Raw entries
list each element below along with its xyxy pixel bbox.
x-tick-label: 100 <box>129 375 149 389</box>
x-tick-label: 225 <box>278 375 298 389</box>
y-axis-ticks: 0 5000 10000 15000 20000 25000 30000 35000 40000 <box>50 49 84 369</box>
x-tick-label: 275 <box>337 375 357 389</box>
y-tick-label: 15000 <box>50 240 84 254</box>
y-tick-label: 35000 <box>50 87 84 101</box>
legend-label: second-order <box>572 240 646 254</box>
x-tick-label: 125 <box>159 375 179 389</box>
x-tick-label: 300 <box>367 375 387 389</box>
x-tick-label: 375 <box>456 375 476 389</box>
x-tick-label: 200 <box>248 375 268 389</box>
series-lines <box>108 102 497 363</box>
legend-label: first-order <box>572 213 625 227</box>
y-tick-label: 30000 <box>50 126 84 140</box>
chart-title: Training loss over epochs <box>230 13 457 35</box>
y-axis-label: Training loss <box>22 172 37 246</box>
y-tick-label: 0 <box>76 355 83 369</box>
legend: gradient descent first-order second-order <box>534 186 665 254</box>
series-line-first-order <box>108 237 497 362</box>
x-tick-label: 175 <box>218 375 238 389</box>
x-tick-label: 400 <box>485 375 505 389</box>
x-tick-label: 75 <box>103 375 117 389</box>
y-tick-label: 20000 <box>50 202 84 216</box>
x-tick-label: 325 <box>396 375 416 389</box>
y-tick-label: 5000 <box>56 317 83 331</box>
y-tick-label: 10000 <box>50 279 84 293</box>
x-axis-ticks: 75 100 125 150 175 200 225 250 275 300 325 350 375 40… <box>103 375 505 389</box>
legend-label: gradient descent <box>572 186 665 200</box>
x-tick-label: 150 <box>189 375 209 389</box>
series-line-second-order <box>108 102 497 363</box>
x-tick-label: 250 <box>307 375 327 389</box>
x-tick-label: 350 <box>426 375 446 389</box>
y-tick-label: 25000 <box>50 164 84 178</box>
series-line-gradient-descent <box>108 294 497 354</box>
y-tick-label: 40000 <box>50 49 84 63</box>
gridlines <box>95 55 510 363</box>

### [TASK STATEMENT]
Render every line of the entries above as a JSON list of strings, one string per line, omitting blank lines.

### [SOLVED EXERCISE]
[
  "list each element below along with its xyxy pixel bbox.",
  "x-tick-label: 100 <box>129 375 149 389</box>",
  "x-tick-label: 225 <box>278 375 298 389</box>",
  "y-axis-ticks: 0 5000 10000 15000 20000 25000 30000 35000 40000 <box>50 49 84 369</box>",
  "x-tick-label: 275 <box>337 375 357 389</box>",
  "y-tick-label: 15000 <box>50 240 84 254</box>",
  "y-tick-label: 35000 <box>50 87 84 101</box>",
  "legend-label: second-order <box>572 240 646 254</box>",
  "x-tick-label: 125 <box>159 375 179 389</box>",
  "x-tick-label: 300 <box>367 375 387 389</box>",
  "x-tick-label: 375 <box>456 375 476 389</box>",
  "x-tick-label: 200 <box>248 375 268 389</box>",
  "series-lines <box>108 102 497 363</box>",
  "legend-label: first-order <box>572 213 625 227</box>",
  "y-tick-label: 30000 <box>50 126 84 140</box>",
  "chart-title: Training loss over epochs <box>230 13 457 35</box>",
  "y-axis-label: Training loss <box>22 172 37 246</box>",
  "y-tick-label: 0 <box>76 355 83 369</box>",
  "legend: gradient descent first-order second-order <box>534 186 665 254</box>",
  "series-line-first-order <box>108 237 497 362</box>",
  "x-tick-label: 175 <box>218 375 238 389</box>",
  "x-tick-label: 400 <box>485 375 505 389</box>",
  "x-tick-label: 75 <box>103 375 117 389</box>",
  "y-tick-label: 20000 <box>50 202 84 216</box>",
  "x-tick-label: 325 <box>396 375 416 389</box>",
  "y-tick-label: 5000 <box>56 317 83 331</box>",
  "y-tick-label: 10000 <box>50 279 84 293</box>",
  "x-axis-ticks: 75 100 125 150 175 200 225 250 275 300 325 350 375 40… <box>103 375 505 389</box>",
  "legend-label: gradient descent <box>572 186 665 200</box>",
  "x-tick-label: 150 <box>189 375 209 389</box>",
  "series-line-second-order <box>108 102 497 363</box>",
  "x-tick-label: 250 <box>307 375 327 389</box>",
  "x-tick-label: 350 <box>426 375 446 389</box>",
  "y-tick-label: 25000 <box>50 164 84 178</box>",
  "series-line-gradient-descent <box>108 294 497 354</box>",
  "y-tick-label: 40000 <box>50 49 84 63</box>",
  "gridlines <box>95 55 510 363</box>"
]